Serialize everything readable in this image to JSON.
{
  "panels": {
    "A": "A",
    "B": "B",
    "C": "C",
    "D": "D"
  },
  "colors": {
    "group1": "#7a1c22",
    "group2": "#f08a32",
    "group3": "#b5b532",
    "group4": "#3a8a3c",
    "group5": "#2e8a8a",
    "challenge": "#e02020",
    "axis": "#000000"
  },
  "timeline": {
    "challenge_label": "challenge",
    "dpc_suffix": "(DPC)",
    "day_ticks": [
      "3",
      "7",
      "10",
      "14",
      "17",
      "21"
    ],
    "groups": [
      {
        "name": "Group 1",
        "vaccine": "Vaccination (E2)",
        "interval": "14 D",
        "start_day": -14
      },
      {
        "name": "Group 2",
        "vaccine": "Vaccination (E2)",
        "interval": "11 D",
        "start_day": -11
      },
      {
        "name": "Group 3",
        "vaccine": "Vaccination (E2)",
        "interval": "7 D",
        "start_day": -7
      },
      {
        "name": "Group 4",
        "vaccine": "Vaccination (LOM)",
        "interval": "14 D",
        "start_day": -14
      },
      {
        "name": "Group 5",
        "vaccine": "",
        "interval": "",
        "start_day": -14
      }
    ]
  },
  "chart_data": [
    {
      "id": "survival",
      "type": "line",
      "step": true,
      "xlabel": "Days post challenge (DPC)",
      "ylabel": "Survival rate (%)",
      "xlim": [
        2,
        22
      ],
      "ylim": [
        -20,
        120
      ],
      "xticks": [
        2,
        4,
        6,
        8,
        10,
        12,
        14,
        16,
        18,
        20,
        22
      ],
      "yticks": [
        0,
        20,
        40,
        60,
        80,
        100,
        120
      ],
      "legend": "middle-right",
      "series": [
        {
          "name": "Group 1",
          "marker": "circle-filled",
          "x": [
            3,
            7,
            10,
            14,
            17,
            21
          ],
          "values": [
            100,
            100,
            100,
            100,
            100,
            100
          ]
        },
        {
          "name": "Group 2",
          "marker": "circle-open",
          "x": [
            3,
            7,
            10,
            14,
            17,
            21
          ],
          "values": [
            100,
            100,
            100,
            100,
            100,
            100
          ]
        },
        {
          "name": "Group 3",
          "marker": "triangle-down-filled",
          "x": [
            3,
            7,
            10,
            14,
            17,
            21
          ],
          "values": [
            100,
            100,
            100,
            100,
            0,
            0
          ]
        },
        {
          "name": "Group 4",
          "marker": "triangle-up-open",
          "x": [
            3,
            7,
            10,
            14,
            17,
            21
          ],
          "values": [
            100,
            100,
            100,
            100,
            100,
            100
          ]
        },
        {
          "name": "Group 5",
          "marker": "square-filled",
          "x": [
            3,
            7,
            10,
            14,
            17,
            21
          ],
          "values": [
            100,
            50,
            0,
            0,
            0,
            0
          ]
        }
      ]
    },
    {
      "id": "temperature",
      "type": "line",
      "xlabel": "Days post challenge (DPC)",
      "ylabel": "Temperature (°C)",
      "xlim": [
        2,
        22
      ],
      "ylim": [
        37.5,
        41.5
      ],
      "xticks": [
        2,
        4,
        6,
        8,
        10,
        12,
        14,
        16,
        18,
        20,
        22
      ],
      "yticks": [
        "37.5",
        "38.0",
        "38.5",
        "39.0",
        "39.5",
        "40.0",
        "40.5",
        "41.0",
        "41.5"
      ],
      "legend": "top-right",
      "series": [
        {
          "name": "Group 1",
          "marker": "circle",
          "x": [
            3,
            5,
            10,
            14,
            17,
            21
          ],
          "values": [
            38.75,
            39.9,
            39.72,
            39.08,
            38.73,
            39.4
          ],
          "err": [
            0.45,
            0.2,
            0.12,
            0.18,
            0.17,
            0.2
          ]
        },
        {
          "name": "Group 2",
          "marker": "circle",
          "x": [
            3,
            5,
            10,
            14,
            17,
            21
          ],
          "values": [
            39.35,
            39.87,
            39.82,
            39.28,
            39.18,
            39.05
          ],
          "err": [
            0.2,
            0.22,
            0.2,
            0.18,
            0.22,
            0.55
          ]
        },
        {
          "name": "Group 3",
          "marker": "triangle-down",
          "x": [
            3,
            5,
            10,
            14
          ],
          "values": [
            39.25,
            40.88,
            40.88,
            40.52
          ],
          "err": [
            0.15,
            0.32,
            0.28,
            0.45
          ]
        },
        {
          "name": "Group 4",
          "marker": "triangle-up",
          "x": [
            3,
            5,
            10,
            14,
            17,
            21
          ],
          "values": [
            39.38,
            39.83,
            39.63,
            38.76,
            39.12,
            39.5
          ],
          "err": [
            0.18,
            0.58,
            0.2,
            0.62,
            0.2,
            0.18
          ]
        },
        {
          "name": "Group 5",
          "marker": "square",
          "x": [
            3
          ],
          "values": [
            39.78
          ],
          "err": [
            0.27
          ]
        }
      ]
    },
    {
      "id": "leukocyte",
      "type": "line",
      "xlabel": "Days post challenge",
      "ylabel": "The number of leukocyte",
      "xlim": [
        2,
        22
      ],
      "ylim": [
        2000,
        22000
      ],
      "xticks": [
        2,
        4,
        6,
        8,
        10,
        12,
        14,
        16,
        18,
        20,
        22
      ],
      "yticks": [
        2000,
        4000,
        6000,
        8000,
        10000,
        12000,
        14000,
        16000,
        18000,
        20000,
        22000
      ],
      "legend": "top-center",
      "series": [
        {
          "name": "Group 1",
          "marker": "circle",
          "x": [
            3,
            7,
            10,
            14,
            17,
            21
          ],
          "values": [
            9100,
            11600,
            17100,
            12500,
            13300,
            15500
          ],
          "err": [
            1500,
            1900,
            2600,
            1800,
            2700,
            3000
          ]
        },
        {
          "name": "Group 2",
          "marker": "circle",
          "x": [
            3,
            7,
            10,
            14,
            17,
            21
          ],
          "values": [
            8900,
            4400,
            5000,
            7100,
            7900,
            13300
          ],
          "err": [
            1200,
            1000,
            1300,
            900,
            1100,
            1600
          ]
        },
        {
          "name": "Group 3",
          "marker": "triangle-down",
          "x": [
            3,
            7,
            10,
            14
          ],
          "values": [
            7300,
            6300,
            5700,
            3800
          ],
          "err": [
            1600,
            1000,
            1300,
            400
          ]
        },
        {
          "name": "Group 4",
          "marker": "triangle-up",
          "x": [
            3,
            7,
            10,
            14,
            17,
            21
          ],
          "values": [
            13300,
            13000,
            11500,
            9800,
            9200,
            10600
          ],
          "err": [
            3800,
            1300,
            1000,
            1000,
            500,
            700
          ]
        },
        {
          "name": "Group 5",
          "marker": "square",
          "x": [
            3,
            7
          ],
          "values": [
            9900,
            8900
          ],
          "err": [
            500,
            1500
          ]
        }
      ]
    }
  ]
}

■ Problem description
Check each line of the entries above, and show every one holding the word "challenge".

■ Exercise output
    "challenge": "#e02020",
    "challenge_label": "challenge",
      "xlabel": "Days post challenge (DPC)",
      "xlabel": "Days post challenge (DPC)",
      "xlabel": "Days post challenge",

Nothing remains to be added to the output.